» **TASK DESCRIPTION**: An exact reproduction of the records is required, with all images left out.
____________________
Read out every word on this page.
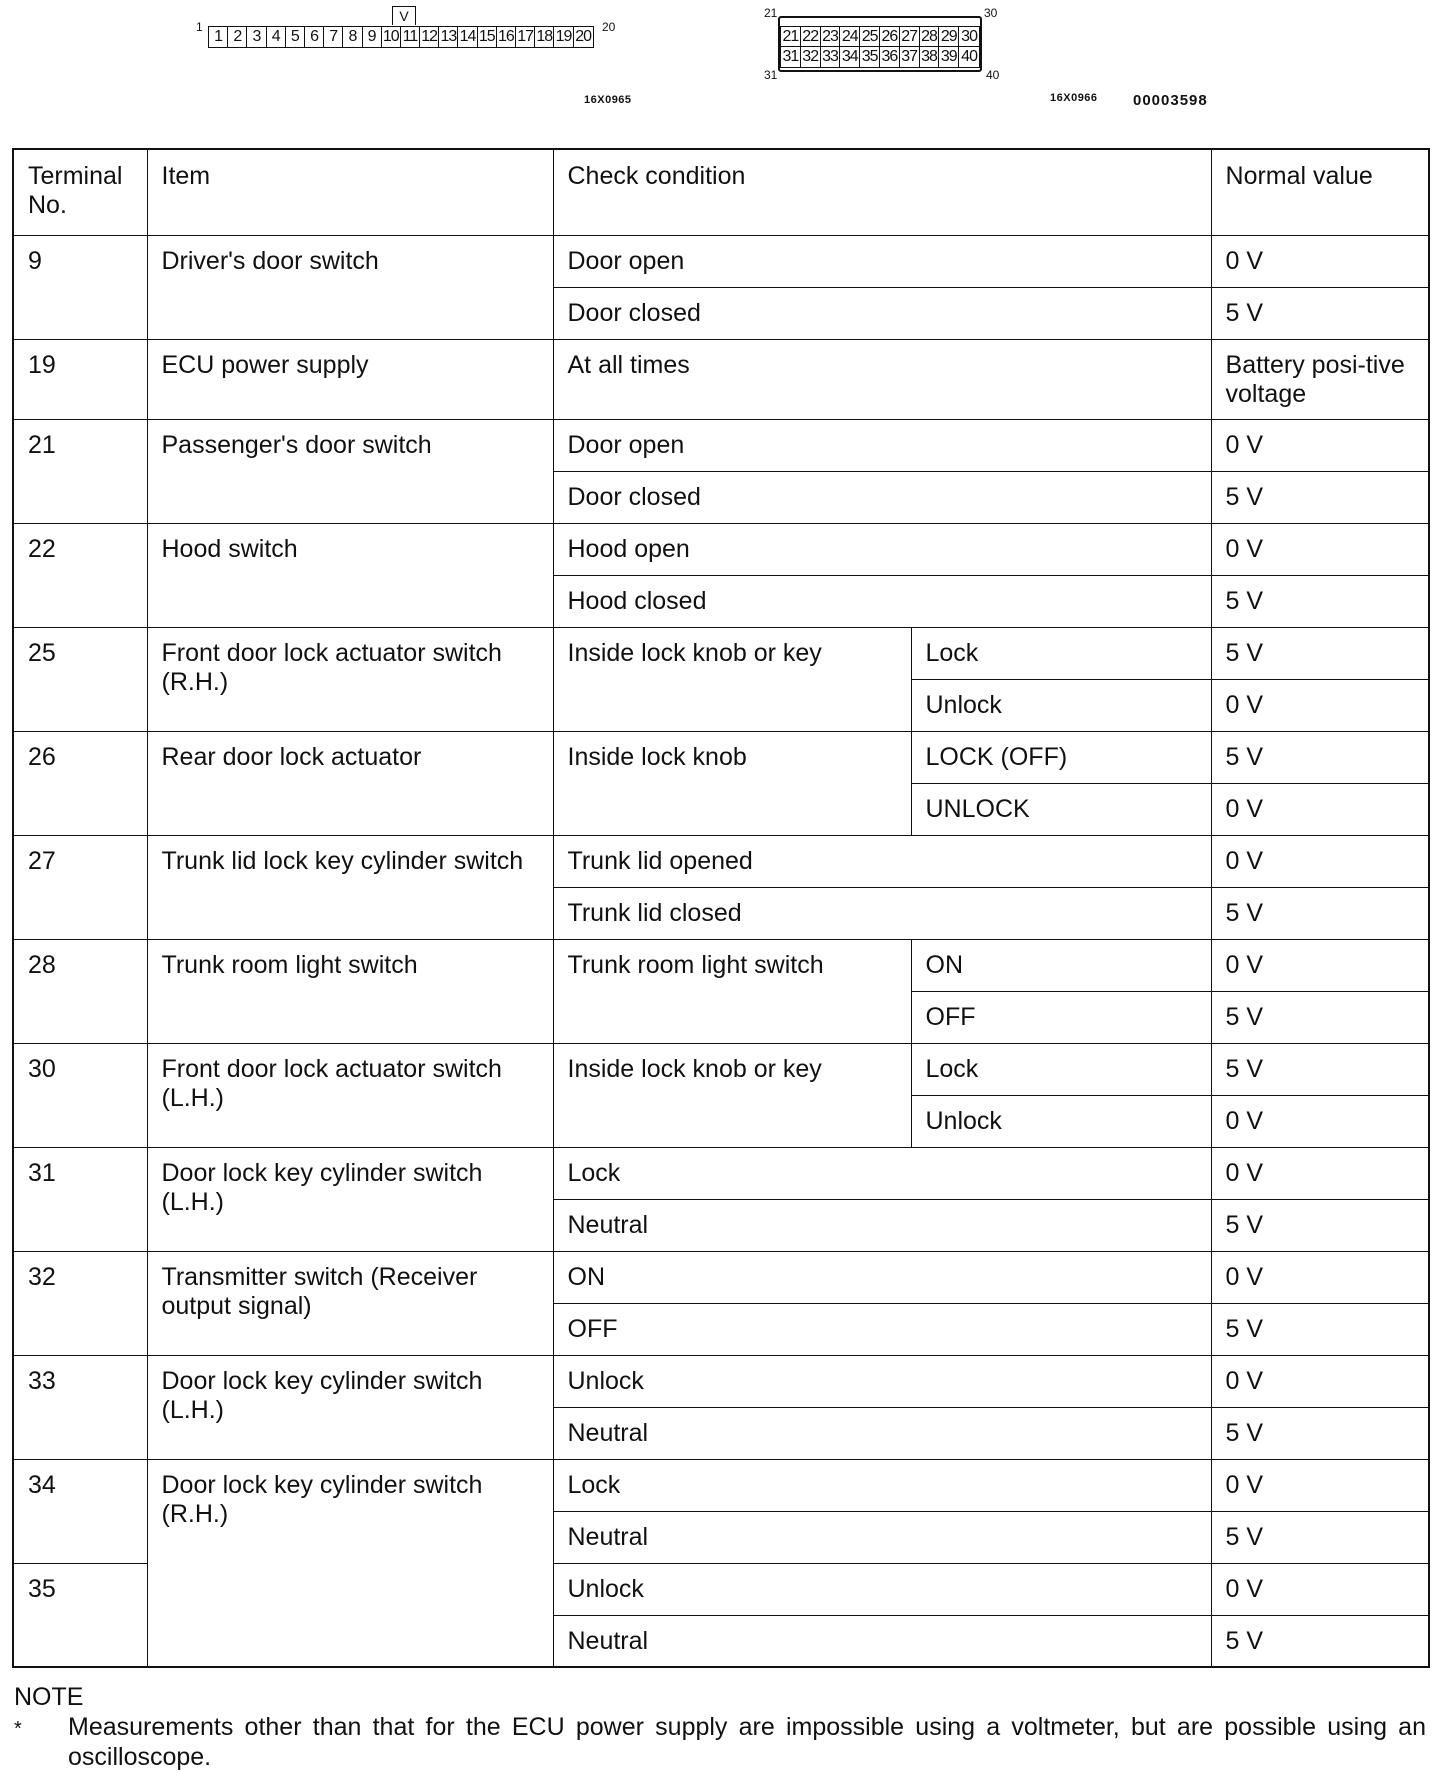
1
V
1 2 3 4 5 6 7 8 9 10 11 12 13 14 15 16 17 18 19 20
20
16X0965
21	30
21 22 23 24 25 26 27 28 29 30
31 32 33 34 35 36 37 38 39 40
31	40
16X0966 00003598
Terminal No.	Item	Check condition		Normal value
9	Driver's door switch	Door open		0 V
		Door closed		5 V
19	ECU power supply	At all times		Battery posi-tive voltage
21	Passenger's door switch	Door open		0 V
		Door closed		5 V
22	Hood switch	Hood open		0 V
		Hood closed		5 V
25	Front door lock actuator switch (R.H.)	Inside lock knob or key	Lock	5 V
			Unlock	0 V
26	Rear door lock actuator	Inside lock knob	LOCK (OFF)	5 V
			UNLOCK	0 V
27	Trunk lid lock key cylinder switch	Trunk lid opened		0 V
		Trunk lid closed		5 V
28	Trunk room light switch	Trunk room light switch	ON	0 V
			OFF	5 V
30	Front door lock actuator switch (L.H.)	Inside lock knob or key	Lock	5 V
			Unlock	0 V
31	Door lock key cylinder switch (L.H.)	Lock		0 V
		Neutral		5 V
32	Transmitter switch (Receiver output signal)	ON		0 V
		OFF		5 V
33	Door lock key cylinder switch (L.H.)	Unlock		0 V
		Neutral		5 V
34	Door lock key cylinder switch (R.H.)	Lock		0 V
		Neutral		5 V
35		Unlock		0 V
		Neutral		5 V
NOTE
* Measurements other than that for the ECU power supply are impossible using a voltmeter, but are possible using an oscilloscope.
____________________
» **EXERCISE SOLUTION**:
Read out every word on this page.
1
V
1 2 3 4 5 6 7 8 9 10 11 12 13 14 15 16 17 18 19 20
20
16X0965
21	30
21 22 23 24 25 26 27 28 29 30
31 32 33 34 35 36 37 38 39 40
31	40
16X0966 00003598
Terminal No.	Item	Check condition		Normal value
9	Driver's door switch	Door open		0 V
		Door closed		5 V
19	ECU power supply	At all times		Battery posi-tive voltage
21	Passenger's door switch	Door open		0 V
		Door closed		5 V
22	Hood switch	Hood open		0 V
		Hood closed		5 V
25	Front door lock actuator switch (R.H.)	Inside lock knob or key	Lock	5 V
			Unlock	0 V
26	Rear door lock actuator	Inside lock knob	LOCK (OFF)	5 V
			UNLOCK	0 V
27	Trunk lid lock key cylinder switch	Trunk lid opened		0 V
		Trunk lid closed		5 V
28	Trunk room light switch	Trunk room light switch	ON	0 V
			OFF	5 V
30	Front door lock actuator switch (L.H.)	Inside lock knob or key	Lock	5 V
			Unlock	0 V
31	Door lock key cylinder switch (L.H.)	Lock		0 V
		Neutral		5 V
32	Transmitter switch (Receiver output signal)	ON		0 V
		OFF		5 V
33	Door lock key cylinder switch (L.H.)	Unlock		0 V
		Neutral		5 V
34	Door lock key cylinder switch (R.H.)	Lock		0 V
		Neutral		5 V
35		Unlock		0 V
		Neutral		5 V
NOTE
* Measurements other than that for the ECU power supply are impossible using a voltmeter, but are possible using an oscilloscope.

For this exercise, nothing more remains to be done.